■ GIVEN EXERCISE
Look through the entries below and report how many lines hold the string "Vollzeit". Only the number is wanted.

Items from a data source

::::::

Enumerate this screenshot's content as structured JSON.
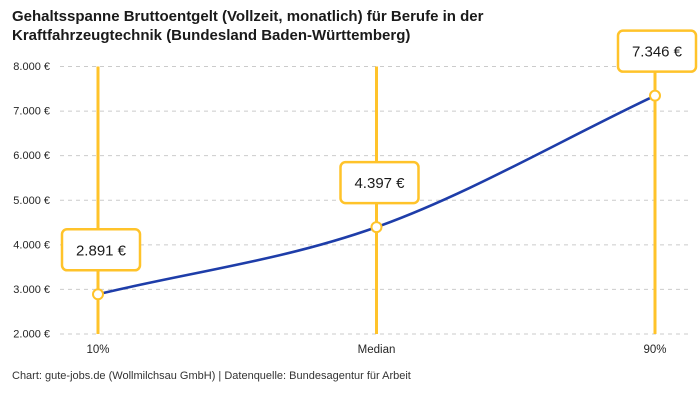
{
  "header": {
    "title_lines": [
      "Gehaltsspanne Bruttoentgelt (Vollzeit, monatlich) für Berufe in der",
      "Kraftfahrzeugtechnik (Bundesland Baden-Württemberg)"
    ]
  },
  "footer": {
    "credit": "Chart: gute-jobs.de (Wollmilchsau GmbH) | Datenquelle: Bundesagentur für Arbeit"
  },
  "chart_data": {
    "type": "line",
    "title": "Gehaltsspanne Bruttoentgelt (Vollzeit, monatlich) für Berufe in der Kraftfahrzeugtechnik (Bundesland Baden-Württemberg)",
    "categories": [
      "10%",
      "Median",
      "90%"
    ],
    "values": [
      2891,
      4397,
      7346
    ],
    "value_labels": [
      "2.891 €",
      "4.397 €",
      "7.346 €"
    ],
    "unit": "€",
    "xlabel": "",
    "ylabel": "",
    "ylim": [
      2000,
      8000
    ],
    "ytick_step": 1000,
    "ytick_labels": [
      "2.000 €",
      "3.000 €",
      "4.000 €",
      "5.000 €",
      "6.000 €",
      "7.000 €",
      "8.000 €"
    ],
    "grid": "horizontal-dashed",
    "legend": "none",
    "colors": {
      "series_line": "#1e3da9",
      "highlight": "#ffc32a",
      "gridline": "#cbcbcb",
      "tick_text": "#262626",
      "callout_text": "#1a1a1a",
      "callout_fill": "#ffffff",
      "background": "#ffffff"
    }
  }
}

::::::

■ WRITTEN RESPONSE
2